--- START ---
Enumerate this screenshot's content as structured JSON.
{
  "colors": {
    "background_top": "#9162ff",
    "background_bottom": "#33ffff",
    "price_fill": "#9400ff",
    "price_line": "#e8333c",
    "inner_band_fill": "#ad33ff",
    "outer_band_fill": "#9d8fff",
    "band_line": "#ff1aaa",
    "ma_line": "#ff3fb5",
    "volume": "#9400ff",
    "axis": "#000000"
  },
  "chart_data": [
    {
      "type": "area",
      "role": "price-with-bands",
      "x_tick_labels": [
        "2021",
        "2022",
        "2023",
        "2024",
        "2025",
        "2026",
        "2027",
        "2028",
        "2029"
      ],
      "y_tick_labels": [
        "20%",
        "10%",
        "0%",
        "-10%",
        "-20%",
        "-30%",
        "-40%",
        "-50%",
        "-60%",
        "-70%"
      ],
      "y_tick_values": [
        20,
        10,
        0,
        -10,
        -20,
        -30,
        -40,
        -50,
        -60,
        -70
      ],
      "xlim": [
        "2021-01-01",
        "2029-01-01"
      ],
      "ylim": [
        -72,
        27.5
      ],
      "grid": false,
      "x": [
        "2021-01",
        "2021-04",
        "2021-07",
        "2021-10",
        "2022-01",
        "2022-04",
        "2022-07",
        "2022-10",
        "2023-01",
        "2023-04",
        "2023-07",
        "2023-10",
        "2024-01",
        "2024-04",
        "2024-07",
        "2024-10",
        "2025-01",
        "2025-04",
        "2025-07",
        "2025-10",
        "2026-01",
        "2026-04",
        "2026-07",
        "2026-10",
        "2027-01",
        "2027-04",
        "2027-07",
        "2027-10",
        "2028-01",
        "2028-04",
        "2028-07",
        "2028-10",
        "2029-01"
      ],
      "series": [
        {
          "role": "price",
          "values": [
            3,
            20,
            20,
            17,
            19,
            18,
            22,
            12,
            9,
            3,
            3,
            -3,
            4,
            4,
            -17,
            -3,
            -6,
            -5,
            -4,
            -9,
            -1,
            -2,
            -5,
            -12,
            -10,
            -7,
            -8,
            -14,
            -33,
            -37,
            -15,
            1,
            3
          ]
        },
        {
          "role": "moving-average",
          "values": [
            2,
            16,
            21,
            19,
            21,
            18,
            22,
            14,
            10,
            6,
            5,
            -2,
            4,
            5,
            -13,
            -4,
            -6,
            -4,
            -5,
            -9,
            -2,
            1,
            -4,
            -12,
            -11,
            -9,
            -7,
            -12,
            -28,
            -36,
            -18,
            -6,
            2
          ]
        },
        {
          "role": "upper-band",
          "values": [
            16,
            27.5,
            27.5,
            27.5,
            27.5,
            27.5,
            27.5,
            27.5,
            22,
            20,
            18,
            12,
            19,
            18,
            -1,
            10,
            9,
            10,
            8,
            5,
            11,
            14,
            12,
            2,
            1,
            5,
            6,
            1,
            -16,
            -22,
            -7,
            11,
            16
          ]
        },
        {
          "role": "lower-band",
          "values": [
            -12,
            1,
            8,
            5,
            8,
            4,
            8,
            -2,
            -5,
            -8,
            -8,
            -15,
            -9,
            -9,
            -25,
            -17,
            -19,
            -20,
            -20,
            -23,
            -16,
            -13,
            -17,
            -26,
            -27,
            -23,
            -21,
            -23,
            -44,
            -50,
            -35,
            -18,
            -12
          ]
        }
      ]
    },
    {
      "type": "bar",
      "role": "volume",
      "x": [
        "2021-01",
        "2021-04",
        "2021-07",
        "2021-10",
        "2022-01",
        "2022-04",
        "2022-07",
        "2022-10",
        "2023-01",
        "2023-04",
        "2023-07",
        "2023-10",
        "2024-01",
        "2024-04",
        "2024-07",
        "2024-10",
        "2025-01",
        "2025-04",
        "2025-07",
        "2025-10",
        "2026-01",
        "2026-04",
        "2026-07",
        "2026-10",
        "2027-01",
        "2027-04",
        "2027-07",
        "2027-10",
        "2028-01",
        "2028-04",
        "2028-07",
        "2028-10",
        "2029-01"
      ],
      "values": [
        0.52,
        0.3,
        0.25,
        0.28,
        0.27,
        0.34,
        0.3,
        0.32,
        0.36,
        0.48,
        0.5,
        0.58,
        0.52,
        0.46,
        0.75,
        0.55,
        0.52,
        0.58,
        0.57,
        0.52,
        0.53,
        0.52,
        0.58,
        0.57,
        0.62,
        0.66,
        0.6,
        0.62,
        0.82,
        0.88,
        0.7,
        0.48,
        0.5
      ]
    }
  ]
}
--- END ---
Extract each line from the listing above, please, and repeat it exactly.

**COMPLETE RESPONSE**
Enumerate this screenshot's content as structured JSON.
{
  "colors": {
    "background_top": "#9162ff",
    "background_bottom": "#33ffff",
    "price_fill": "#9400ff",
    "price_line": "#e8333c",
    "inner_band_fill": "#ad33ff",
    "outer_band_fill": "#9d8fff",
    "band_line": "#ff1aaa",
    "ma_line": "#ff3fb5",
    "volume": "#9400ff",
    "axis": "#000000"
  },
  "chart_data": [
    {
      "type": "area",
      "role": "price-with-bands",
      "x_tick_labels": [
        "2021",
        "2022",
        "2023",
        "2024",
        "2025",
        "2026",
        "2027",
        "2028",
        "2029"
      ],
      "y_tick_labels": [
        "20%",
        "10%",
        "0%",
        "-10%",
        "-20%",
        "-30%",
        "-40%",
        "-50%",
        "-60%",
        "-70%"
      ],
      "y_tick_values": [
        20,
        10,
        0,
        -10,
        -20,
        -30,
        -40,
        -50,
        -60,
        -70
      ],
      "xlim": [
        "2021-01-01",
        "2029-01-01"
      ],
      "ylim": [
        -72,
        27.5
      ],
      "grid": false,
      "x": [
        "2021-01",
        "2021-04",
        "2021-07",
        "2021-10",
        "2022-01",
        "2022-04",
        "2022-07",
        "2022-10",
        "2023-01",
        "2023-04",
        "2023-07",
        "2023-10",
        "2024-01",
        "2024-04",
        "2024-07",
        "2024-10",
        "2025-01",
        "2025-04",
        "2025-07",
        "2025-10",
        "2026-01",
        "2026-04",
        "2026-07",
        "2026-10",
        "2027-01",
        "2027-04",
        "2027-07",
        "2027-10",
        "2028-01",
        "2028-04",
        "2028-07",
        "2028-10",
        "2029-01"
      ],
      "series": [
        {
          "role": "price",
          "values": [
            3,
            20,
            20,
            17,
            19,
            18,
            22,
            12,
            9,
            3,
            3,
            -3,
            4,
            4,
            -17,
            -3,
            -6,
            -5,
            -4,
            -9,
            -1,
            -2,
            -5,
            -12,
            -10,
            -7,
            -8,
            -14,
            -33,
            -37,
            -15,
            1,
            3
          ]
        },
        {
          "role": "moving-average",
          "values": [
            2,
            16,
            21,
            19,
            21,
            18,
            22,
            14,
            10,
            6,
            5,
            -2,
            4,
            5,
            -13,
            -4,
            -6,
            -4,
            -5,
            -9,
            -2,
            1,
            -4,
            -12,
            -11,
            -9,
            -7,
            -12,
            -28,
            -36,
            -18,
            -6,
            2
          ]
        },
        {
          "role": "upper-band",
          "values": [
            16,
            27.5,
            27.5,
            27.5,
            27.5,
            27.5,
            27.5,
            27.5,
            22,
            20,
            18,
            12,
            19,
            18,
            -1,
            10,
            9,
            10,
            8,
            5,
            11,
            14,
            12,
            2,
            1,
            5,
            6,
            1,
            -16,
            -22,
            -7,
            11,
            16
          ]
        },
        {
          "role": "lower-band",
          "values": [
            -12,
            1,
            8,
            5,
            8,
            4,
            8,
            -2,
            -5,
            -8,
            -8,
            -15,
            -9,
            -9,
            -25,
            -17,
            -19,
            -20,
            -20,
            -23,
            -16,
            -13,
            -17,
            -26,
            -27,
            -23,
            -21,
            -23,
            -44,
            -50,
            -35,
            -18,
            -12
          ]
        }
      ]
    },
    {
      "type": "bar",
      "role": "volume",
      "x": [
        "2021-01",
        "2021-04",
        "2021-07",
        "2021-10",
        "2022-01",
        "2022-04",
        "2022-07",
        "2022-10",
        "2023-01",
        "2023-04",
        "2023-07",
        "2023-10",
        "2024-01",
        "2024-04",
        "2024-07",
        "2024-10",
        "2025-01",
        "2025-04",
        "2025-07",
        "2025-10",
        "2026-01",
        "2026-04",
        "2026-07",
        "2026-10",
        "2027-01",
        "2027-04",
        "2027-07",
        "2027-10",
        "2028-01",
        "2028-04",
        "2028-07",
        "2028-10",
        "2029-01"
      ],
      "values": [
        0.52,
        0.3,
        0.25,
        0.28,
        0.27,
        0.34,
        0.3,
        0.32,
        0.36,
        0.48,
        0.5,
        0.58,
        0.52,
        0.46,
        0.75,
        0.55,
        0.52,
        0.58,
        0.57,
        0.52,
        0.53,
        0.52,
        0.58,
        0.57,
        0.62,
        0.66,
        0.6,
        0.62,
        0.82,
        0.88,
        0.7,
        0.48,
        0.5
      ]
    }
  ]
}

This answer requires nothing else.